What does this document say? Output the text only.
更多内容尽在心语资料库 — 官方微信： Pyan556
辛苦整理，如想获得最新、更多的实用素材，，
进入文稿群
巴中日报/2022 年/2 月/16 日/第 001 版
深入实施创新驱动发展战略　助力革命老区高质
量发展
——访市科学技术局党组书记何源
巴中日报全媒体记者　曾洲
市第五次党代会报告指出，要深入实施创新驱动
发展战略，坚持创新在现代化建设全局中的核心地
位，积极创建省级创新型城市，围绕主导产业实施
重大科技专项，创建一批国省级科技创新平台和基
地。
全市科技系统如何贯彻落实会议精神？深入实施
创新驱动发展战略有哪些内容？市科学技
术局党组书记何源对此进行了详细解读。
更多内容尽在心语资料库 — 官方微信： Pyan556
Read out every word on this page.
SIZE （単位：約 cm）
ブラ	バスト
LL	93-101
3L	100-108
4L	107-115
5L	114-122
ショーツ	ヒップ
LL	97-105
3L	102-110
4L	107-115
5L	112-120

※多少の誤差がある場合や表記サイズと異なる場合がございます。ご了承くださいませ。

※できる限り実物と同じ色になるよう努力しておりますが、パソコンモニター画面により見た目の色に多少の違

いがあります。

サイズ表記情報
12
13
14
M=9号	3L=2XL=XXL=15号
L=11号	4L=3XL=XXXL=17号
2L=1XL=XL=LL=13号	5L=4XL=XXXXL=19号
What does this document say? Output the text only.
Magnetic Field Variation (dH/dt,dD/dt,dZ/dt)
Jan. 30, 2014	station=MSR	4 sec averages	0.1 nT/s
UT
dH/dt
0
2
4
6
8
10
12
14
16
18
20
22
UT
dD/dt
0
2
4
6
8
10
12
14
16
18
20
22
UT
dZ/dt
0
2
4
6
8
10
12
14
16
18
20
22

------------------------------------------------

■ WRITTEN INSTRUCTION:
Take the entries above and copy them out exactly.

■ SOLUTION TO THIS TASK:
What does this document say? Output the text only.
更多内容尽在心语资料库 — 官方微信： Pyan556
辛苦整理，如想获得最新、更多的实用素材，，
进入文稿群
巴中日报/2022 年/2 月/16 日/第 001 版
深入实施创新驱动发展战略　助力革命老区高质
量发展
——访市科学技术局党组书记何源
巴中日报全媒体记者　曾洲
市第五次党代会报告指出，要深入实施创新驱动
发展战略，坚持创新在现代化建设全局中的核心地
位，积极创建省级创新型城市，围绕主导产业实施
重大科技专项，创建一批国省级科技创新平台和基
地。
全市科技系统如何贯彻落实会议精神？深入实施
创新驱动发展战略有哪些内容？市科学技
术局党组书记何源对此进行了详细解读。
更多内容尽在心语资料库 — 官方微信： Pyan556
Read out every word on this page.
SIZE （単位：約 cm）
ブラ	バスト
LL	93-101
3L	100-108
4L	107-115
5L	114-122
ショーツ	ヒップ
LL	97-105
3L	102-110
4L	107-115
5L	112-120

※多少の誤差がある場合や表記サイズと異なる場合がございます。ご了承くださいませ。

※できる限り実物と同じ色になるよう努力しておりますが、パソコンモニター画面により見た目の色に多少の違

いがあります。

サイズ表記情報
12
13
14
M=9号	3L=2XL=XXL=15号
L=11号	4L=3XL=XXXL=17号
2L=1XL=XL=LL=13号	5L=4XL=XXXXL=19号
What does this document say? Output the text only.
Magnetic Field Variation (dH/dt,dD/dt,dZ/dt)
Jan. 30, 2014	station=MSR	4 sec averages	0.1 nT/s
UT
dH/dt
0
2
4
6
8
10
12
14
16
18
20
22
UT
dD/dt
0
2
4
6
8
10
12
14
16
18
20
22
UT
dZ/dt
0
2
4
6
8
10
12
14
16
18
20
22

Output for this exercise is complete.